## Task goal
Print the listing that follows, character for character.

## Records to use
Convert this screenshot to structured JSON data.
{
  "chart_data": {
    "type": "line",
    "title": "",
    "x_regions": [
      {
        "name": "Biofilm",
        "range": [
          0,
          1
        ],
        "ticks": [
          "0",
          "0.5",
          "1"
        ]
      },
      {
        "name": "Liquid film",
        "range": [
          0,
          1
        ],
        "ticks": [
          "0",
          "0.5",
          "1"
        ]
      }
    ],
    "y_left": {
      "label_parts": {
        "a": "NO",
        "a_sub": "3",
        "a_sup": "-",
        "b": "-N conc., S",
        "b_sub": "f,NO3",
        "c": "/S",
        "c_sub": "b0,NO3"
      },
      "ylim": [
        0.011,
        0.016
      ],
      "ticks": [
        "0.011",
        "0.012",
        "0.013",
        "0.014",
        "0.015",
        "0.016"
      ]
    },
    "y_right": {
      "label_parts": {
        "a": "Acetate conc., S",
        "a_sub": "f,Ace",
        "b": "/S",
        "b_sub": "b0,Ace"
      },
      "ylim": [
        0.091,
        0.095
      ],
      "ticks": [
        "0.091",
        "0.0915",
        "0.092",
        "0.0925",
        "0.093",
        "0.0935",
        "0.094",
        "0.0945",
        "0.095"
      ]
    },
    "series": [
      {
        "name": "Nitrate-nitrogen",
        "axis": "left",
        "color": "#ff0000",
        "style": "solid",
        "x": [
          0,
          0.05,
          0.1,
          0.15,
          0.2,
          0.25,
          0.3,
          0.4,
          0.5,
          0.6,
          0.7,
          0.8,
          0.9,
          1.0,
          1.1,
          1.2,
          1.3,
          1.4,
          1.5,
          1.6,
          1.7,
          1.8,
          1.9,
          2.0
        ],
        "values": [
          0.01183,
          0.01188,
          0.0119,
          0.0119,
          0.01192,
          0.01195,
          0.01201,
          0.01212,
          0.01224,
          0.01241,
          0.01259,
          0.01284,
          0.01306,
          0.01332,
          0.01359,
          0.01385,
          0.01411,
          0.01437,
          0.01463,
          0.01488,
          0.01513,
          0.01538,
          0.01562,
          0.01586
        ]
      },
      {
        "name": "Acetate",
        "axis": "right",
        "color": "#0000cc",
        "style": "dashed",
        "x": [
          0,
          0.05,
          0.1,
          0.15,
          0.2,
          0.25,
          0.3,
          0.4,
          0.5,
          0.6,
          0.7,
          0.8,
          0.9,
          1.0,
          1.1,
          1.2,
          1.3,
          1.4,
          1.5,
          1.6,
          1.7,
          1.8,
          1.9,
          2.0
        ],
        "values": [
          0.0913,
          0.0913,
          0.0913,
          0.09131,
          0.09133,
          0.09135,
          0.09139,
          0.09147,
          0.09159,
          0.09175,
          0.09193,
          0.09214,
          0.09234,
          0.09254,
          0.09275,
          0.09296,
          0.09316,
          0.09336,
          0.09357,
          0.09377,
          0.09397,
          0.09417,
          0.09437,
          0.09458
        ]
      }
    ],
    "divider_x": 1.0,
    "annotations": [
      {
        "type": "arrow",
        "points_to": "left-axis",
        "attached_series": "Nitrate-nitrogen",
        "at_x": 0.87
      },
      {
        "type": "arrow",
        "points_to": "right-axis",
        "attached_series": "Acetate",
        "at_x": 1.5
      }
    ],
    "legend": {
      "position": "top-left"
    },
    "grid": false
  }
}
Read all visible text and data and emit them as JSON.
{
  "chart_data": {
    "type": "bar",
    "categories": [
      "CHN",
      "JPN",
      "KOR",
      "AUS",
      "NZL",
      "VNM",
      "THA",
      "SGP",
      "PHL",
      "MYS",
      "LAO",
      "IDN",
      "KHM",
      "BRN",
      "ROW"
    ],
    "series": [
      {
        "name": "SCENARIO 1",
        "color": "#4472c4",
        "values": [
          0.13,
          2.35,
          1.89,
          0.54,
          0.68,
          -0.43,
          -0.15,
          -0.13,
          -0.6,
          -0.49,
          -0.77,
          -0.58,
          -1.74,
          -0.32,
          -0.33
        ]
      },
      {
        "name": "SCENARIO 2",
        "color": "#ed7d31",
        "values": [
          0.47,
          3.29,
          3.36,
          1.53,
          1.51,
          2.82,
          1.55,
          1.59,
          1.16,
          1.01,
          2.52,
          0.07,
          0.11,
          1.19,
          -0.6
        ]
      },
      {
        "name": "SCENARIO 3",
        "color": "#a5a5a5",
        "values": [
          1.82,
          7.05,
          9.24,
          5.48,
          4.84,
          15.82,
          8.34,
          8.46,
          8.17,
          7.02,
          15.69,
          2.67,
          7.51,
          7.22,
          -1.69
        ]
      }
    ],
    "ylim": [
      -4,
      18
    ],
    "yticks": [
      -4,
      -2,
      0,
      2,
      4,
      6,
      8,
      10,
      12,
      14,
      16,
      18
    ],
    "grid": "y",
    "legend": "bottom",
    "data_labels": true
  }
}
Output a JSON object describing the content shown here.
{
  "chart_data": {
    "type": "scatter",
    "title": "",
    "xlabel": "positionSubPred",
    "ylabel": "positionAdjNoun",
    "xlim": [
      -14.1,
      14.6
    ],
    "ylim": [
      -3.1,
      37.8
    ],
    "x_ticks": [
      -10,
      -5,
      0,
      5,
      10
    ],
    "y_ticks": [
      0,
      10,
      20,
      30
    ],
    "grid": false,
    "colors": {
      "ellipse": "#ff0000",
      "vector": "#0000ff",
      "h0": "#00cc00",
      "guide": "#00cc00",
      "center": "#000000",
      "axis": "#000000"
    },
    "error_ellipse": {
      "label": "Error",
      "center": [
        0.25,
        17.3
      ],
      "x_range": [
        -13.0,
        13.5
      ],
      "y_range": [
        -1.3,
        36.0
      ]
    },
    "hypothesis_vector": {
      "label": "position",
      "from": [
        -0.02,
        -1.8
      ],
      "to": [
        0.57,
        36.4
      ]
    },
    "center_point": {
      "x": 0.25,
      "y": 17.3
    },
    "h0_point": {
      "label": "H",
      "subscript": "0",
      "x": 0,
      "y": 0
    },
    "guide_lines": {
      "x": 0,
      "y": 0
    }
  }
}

## Answer in full
Convert this screenshot to structured JSON data.
{
  "chart_data": {
    "type": "line",
    "title": "",
    "x_regions": [
      {
        "name": "Biofilm",
        "range": [
          0,
          1
        ],
        "ticks": [
          "0",
          "0.5",
          "1"
        ]
      },
      {
        "name": "Liquid film",
        "range": [
          0,
          1
        ],
        "ticks": [
          "0",
          "0.5",
          "1"
        ]
      }
    ],
    "y_left": {
      "label_parts": {
        "a": "NO",
        "a_sub": "3",
        "a_sup": "-",
        "b": "-N conc., S",
        "b_sub": "f,NO3",
        "c": "/S",
        "c_sub": "b0,NO3"
      },
      "ylim": [
        0.011,
        0.016
      ],
      "ticks": [
        "0.011",
        "0.012",
        "0.013",
        "0.014",
        "0.015",
        "0.016"
      ]
    },
    "y_right": {
      "label_parts": {
        "a": "Acetate conc., S",
        "a_sub": "f,Ace",
        "b": "/S",
        "b_sub": "b0,Ace"
      },
      "ylim": [
        0.091,
        0.095
      ],
      "ticks": [
        "0.091",
        "0.0915",
        "0.092",
        "0.0925",
        "0.093",
        "0.0935",
        "0.094",
        "0.0945",
        "0.095"
      ]
    },
    "series": [
      {
        "name": "Nitrate-nitrogen",
        "axis": "left",
        "color": "#ff0000",
        "style": "solid",
        "x": [
          0,
          0.05,
          0.1,
          0.15,
          0.2,
          0.25,
          0.3,
          0.4,
          0.5,
          0.6,
          0.7,
          0.8,
          0.9,
          1.0,
          1.1,
          1.2,
          1.3,
          1.4,
          1.5,
          1.6,
          1.7,
          1.8,
          1.9,
          2.0
        ],
        "values": [
          0.01183,
          0.01188,
          0.0119,
          0.0119,
          0.01192,
          0.01195,
          0.01201,
          0.01212,
          0.01224,
          0.01241,
          0.01259,
          0.01284,
          0.01306,
          0.01332,
          0.01359,
          0.01385,
          0.01411,
          0.01437,
          0.01463,
          0.01488,
          0.01513,
          0.01538,
          0.01562,
          0.01586
        ]
      },
      {
        "name": "Acetate",
        "axis": "right",
        "color": "#0000cc",
        "style": "dashed",
        "x": [
          0,
          0.05,
          0.1,
          0.15,
          0.2,
          0.25,
          0.3,
          0.4,
          0.5,
          0.6,
          0.7,
          0.8,
          0.9,
          1.0,
          1.1,
          1.2,
          1.3,
          1.4,
          1.5,
          1.6,
          1.7,
          1.8,
          1.9,
          2.0
        ],
        "values": [
          0.0913,
          0.0913,
          0.0913,
          0.09131,
          0.09133,
          0.09135,
          0.09139,
          0.09147,
          0.09159,
          0.09175,
          0.09193,
          0.09214,
          0.09234,
          0.09254,
          0.09275,
          0.09296,
          0.09316,
          0.09336,
          0.09357,
          0.09377,
          0.09397,
          0.09417,
          0.09437,
          0.09458
        ]
      }
    ],
    "divider_x": 1.0,
    "annotations": [
      {
        "type": "arrow",
        "points_to": "left-axis",
        "attached_series": "Nitrate-nitrogen",
        "at_x": 0.87
      },
      {
        "type": "arrow",
        "points_to": "right-axis",
        "attached_series": "Acetate",
        "at_x": 1.5
      }
    ],
    "legend": {
      "position": "top-left"
    },
    "grid": false
  }
}
Read all visible text and data and emit them as JSON.
{
  "chart_data": {
    "type": "bar",
    "categories": [
      "CHN",
      "JPN",
      "KOR",
      "AUS",
      "NZL",
      "VNM",
      "THA",
      "SGP",
      "PHL",
      "MYS",
      "LAO",
      "IDN",
      "KHM",
      "BRN",
      "ROW"
    ],
    "series": [
      {
        "name": "SCENARIO 1",
        "color": "#4472c4",
        "values": [
          0.13,
          2.35,
          1.89,
          0.54,
          0.68,
          -0.43,
          -0.15,
          -0.13,
          -0.6,
          -0.49,
          -0.77,
          -0.58,
          -1.74,
          -0.32,
          -0.33
        ]
      },
      {
        "name": "SCENARIO 2",
        "color": "#ed7d31",
        "values": [
          0.47,
          3.29,
          3.36,
          1.53,
          1.51,
          2.82,
          1.55,
          1.59,
          1.16,
          1.01,
          2.52,
          0.07,
          0.11,
          1.19,
          -0.6
        ]
      },
      {
        "name": "SCENARIO 3",
        "color": "#a5a5a5",
        "values": [
          1.82,
          7.05,
          9.24,
          5.48,
          4.84,
          15.82,
          8.34,
          8.46,
          8.17,
          7.02,
          15.69,
          2.67,
          7.51,
          7.22,
          -1.69
        ]
      }
    ],
    "ylim": [
      -4,
      18
    ],
    "yticks": [
      -4,
      -2,
      0,
      2,
      4,
      6,
      8,
      10,
      12,
      14,
      16,
      18
    ],
    "grid": "y",
    "legend": "bottom",
    "data_labels": true
  }
}
Output a JSON object describing the content shown here.
{
  "chart_data": {
    "type": "scatter",
    "title": "",
    "xlabel": "positionSubPred",
    "ylabel": "positionAdjNoun",
    "xlim": [
      -14.1,
      14.6
    ],
    "ylim": [
      -3.1,
      37.8
    ],
    "x_ticks": [
      -10,
      -5,
      0,
      5,
      10
    ],
    "y_ticks": [
      0,
      10,
      20,
      30
    ],
    "grid": false,
    "colors": {
      "ellipse": "#ff0000",
      "vector": "#0000ff",
      "h0": "#00cc00",
      "guide": "#00cc00",
      "center": "#000000",
      "axis": "#000000"
    },
    "error_ellipse": {
      "label": "Error",
      "center": [
        0.25,
        17.3
      ],
      "x_range": [
        -13.0,
        13.5
      ],
      "y_range": [
        -1.3,
        36.0
      ]
    },
    "hypothesis_vector": {
      "label": "position",
      "from": [
        -0.02,
        -1.8
      ],
      "to": [
        0.57,
        36.4
      ]
    },
    "center_point": {
      "x": 0.25,
      "y": 17.3
    },
    "h0_point": {
      "label": "H",
      "subscript": "0",
      "x": 0,
      "y": 0
    },
    "guide_lines": {
      "x": 0,
      "y": 0
    }
  }
}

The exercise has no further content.